──────── Data shown ────────
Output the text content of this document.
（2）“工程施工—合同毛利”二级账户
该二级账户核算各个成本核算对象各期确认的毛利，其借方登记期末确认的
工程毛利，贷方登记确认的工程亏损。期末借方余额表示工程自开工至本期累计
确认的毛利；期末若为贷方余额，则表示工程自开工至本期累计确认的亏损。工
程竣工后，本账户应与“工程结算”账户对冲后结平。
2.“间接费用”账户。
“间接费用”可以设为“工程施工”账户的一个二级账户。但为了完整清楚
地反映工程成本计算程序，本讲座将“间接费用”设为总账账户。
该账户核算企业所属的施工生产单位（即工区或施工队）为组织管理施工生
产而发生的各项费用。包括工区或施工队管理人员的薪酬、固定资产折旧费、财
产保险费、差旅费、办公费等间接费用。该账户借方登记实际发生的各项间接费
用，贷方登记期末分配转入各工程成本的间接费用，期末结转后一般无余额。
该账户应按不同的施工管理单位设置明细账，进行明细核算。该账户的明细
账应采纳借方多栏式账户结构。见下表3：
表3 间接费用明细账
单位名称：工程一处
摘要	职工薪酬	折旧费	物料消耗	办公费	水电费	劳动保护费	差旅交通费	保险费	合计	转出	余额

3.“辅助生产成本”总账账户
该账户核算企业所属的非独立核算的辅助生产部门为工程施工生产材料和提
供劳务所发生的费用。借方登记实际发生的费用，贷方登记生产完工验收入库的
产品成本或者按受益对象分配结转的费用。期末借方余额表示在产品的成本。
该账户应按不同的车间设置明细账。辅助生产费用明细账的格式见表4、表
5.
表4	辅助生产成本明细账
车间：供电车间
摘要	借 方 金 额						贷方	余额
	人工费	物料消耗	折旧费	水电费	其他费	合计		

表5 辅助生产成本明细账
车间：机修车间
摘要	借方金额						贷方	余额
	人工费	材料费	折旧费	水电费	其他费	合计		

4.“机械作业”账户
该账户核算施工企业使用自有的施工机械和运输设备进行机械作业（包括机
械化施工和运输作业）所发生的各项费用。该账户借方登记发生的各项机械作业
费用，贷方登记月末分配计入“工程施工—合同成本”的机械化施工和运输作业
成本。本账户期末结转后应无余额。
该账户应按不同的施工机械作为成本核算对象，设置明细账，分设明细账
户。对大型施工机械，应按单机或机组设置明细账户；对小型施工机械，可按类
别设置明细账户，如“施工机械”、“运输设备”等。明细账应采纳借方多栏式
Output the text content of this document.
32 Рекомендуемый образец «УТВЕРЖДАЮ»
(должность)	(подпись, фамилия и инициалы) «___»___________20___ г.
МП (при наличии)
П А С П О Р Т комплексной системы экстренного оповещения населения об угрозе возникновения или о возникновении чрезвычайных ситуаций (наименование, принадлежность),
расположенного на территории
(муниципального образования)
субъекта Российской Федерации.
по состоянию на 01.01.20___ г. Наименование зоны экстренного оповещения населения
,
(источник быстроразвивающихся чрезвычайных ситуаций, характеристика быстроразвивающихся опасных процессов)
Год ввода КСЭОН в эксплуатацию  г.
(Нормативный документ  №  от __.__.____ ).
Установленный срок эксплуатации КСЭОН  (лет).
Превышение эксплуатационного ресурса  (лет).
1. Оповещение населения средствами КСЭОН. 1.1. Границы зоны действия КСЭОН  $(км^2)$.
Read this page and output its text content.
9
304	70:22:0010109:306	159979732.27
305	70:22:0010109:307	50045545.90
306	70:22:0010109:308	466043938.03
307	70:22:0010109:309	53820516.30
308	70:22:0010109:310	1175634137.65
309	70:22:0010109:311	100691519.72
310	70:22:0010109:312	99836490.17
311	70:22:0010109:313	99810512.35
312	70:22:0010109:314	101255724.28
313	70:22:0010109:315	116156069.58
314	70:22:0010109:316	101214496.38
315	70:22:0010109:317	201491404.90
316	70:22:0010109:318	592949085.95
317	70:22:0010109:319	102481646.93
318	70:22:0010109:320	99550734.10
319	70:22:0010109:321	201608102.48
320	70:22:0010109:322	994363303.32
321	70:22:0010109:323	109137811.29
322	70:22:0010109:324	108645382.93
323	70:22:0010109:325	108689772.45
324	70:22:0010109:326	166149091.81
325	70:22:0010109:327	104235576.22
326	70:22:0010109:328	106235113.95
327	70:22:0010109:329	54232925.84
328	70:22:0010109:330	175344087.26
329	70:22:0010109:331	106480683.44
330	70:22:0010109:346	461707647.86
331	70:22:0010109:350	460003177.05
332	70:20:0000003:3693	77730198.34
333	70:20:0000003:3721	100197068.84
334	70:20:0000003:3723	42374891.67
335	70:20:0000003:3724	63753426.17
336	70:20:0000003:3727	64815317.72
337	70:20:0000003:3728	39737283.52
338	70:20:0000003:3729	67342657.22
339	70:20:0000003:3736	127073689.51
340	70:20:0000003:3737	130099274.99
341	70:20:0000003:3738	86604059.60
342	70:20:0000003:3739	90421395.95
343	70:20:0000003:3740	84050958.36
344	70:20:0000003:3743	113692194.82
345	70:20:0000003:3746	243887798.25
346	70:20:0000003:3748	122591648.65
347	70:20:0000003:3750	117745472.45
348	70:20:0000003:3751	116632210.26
────────
> [Objective]: Your task is to repeat every line exactly.

> [Result for this exercise]:
Output the text content of this document.
（2）“工程施工—合同毛利”二级账户
该二级账户核算各个成本核算对象各期确认的毛利，其借方登记期末确认的
工程毛利，贷方登记确认的工程亏损。期末借方余额表示工程自开工至本期累计
确认的毛利；期末若为贷方余额，则表示工程自开工至本期累计确认的亏损。工
程竣工后，本账户应与“工程结算”账户对冲后结平。
2.“间接费用”账户。
“间接费用”可以设为“工程施工”账户的一个二级账户。但为了完整清楚
地反映工程成本计算程序，本讲座将“间接费用”设为总账账户。
该账户核算企业所属的施工生产单位（即工区或施工队）为组织管理施工生
产而发生的各项费用。包括工区或施工队管理人员的薪酬、固定资产折旧费、财
产保险费、差旅费、办公费等间接费用。该账户借方登记实际发生的各项间接费
用，贷方登记期末分配转入各工程成本的间接费用，期末结转后一般无余额。
该账户应按不同的施工管理单位设置明细账，进行明细核算。该账户的明细
账应采纳借方多栏式账户结构。见下表3：
表3 间接费用明细账
单位名称：工程一处
摘要	职工薪酬	折旧费	物料消耗	办公费	水电费	劳动保护费	差旅交通费	保险费	合计	转出	余额

3.“辅助生产成本”总账账户
该账户核算企业所属的非独立核算的辅助生产部门为工程施工生产材料和提
供劳务所发生的费用。借方登记实际发生的费用，贷方登记生产完工验收入库的
产品成本或者按受益对象分配结转的费用。期末借方余额表示在产品的成本。
该账户应按不同的车间设置明细账。辅助生产费用明细账的格式见表4、表
5.
表4	辅助生产成本明细账
车间：供电车间
摘要	借 方 金 额						贷方	余额
	人工费	物料消耗	折旧费	水电费	其他费	合计		

表5 辅助生产成本明细账
车间：机修车间
摘要	借方金额						贷方	余额
	人工费	材料费	折旧费	水电费	其他费	合计		

4.“机械作业”账户
该账户核算施工企业使用自有的施工机械和运输设备进行机械作业（包括机
械化施工和运输作业）所发生的各项费用。该账户借方登记发生的各项机械作业
费用，贷方登记月末分配计入“工程施工—合同成本”的机械化施工和运输作业
成本。本账户期末结转后应无余额。
该账户应按不同的施工机械作为成本核算对象，设置明细账，分设明细账
户。对大型施工机械，应按单机或机组设置明细账户；对小型施工机械，可按类
别设置明细账户，如“施工机械”、“运输设备”等。明细账应采纳借方多栏式
Output the text content of this document.
32 Рекомендуемый образец «УТВЕРЖДАЮ»
(должность)	(подпись, фамилия и инициалы) «___»___________20___ г.
МП (при наличии)
П А С П О Р Т комплексной системы экстренного оповещения населения об угрозе возникновения или о возникновении чрезвычайных ситуаций (наименование, принадлежность),
расположенного на территории
(муниципального образования)
субъекта Российской Федерации.
по состоянию на 01.01.20___ г. Наименование зоны экстренного оповещения населения
,
(источник быстроразвивающихся чрезвычайных ситуаций, характеристика быстроразвивающихся опасных процессов)
Год ввода КСЭОН в эксплуатацию  г.
(Нормативный документ  №  от __.__.____ ).
Установленный срок эксплуатации КСЭОН  (лет).
Превышение эксплуатационного ресурса  (лет).
1. Оповещение населения средствами КСЭОН. 1.1. Границы зоны действия КСЭОН  $(км^2)$.
Read this page and output its text content.
9
304	70:22:0010109:306	159979732.27
305	70:22:0010109:307	50045545.90
306	70:22:0010109:308	466043938.03
307	70:22:0010109:309	53820516.30
308	70:22:0010109:310	1175634137.65
309	70:22:0010109:311	100691519.72
310	70:22:0010109:312	99836490.17
311	70:22:0010109:313	99810512.35
312	70:22:0010109:314	101255724.28
313	70:22:0010109:315	116156069.58
314	70:22:0010109:316	101214496.38
315	70:22:0010109:317	201491404.90
316	70:22:0010109:318	592949085.95
317	70:22:0010109:319	102481646.93
318	70:22:0010109:320	99550734.10
319	70:22:0010109:321	201608102.48
320	70:22:0010109:322	994363303.32
321	70:22:0010109:323	109137811.29
322	70:22:0010109:324	108645382.93
323	70:22:0010109:325	108689772.45
324	70:22:0010109:326	166149091.81
325	70:22:0010109:327	104235576.22
326	70:22:0010109:328	106235113.95
327	70:22:0010109:329	54232925.84
328	70:22:0010109:330	175344087.26
329	70:22:0010109:331	106480683.44
330	70:22:0010109:346	461707647.86
331	70:22:0010109:350	460003177.05
332	70:20:0000003:3693	77730198.34
333	70:20:0000003:3721	100197068.84
334	70:20:0000003:3723	42374891.67
335	70:20:0000003:3724	63753426.17
336	70:20:0000003:3727	64815317.72
337	70:20:0000003:3728	39737283.52
338	70:20:0000003:3729	67342657.22
339	70:20:0000003:3736	127073689.51
340	70:20:0000003:3737	130099274.99
341	70:20:0000003:3738	86604059.60
342	70:20:0000003:3739	90421395.95
343	70:20:0000003:3740	84050958.36
344	70:20:0000003:3743	113692194.82
345	70:20:0000003:3746	243887798.25
346	70:20:0000003:3748	122591648.65
347	70:20:0000003:3750	117745472.45
348	70:20:0000003:3751	116632210.26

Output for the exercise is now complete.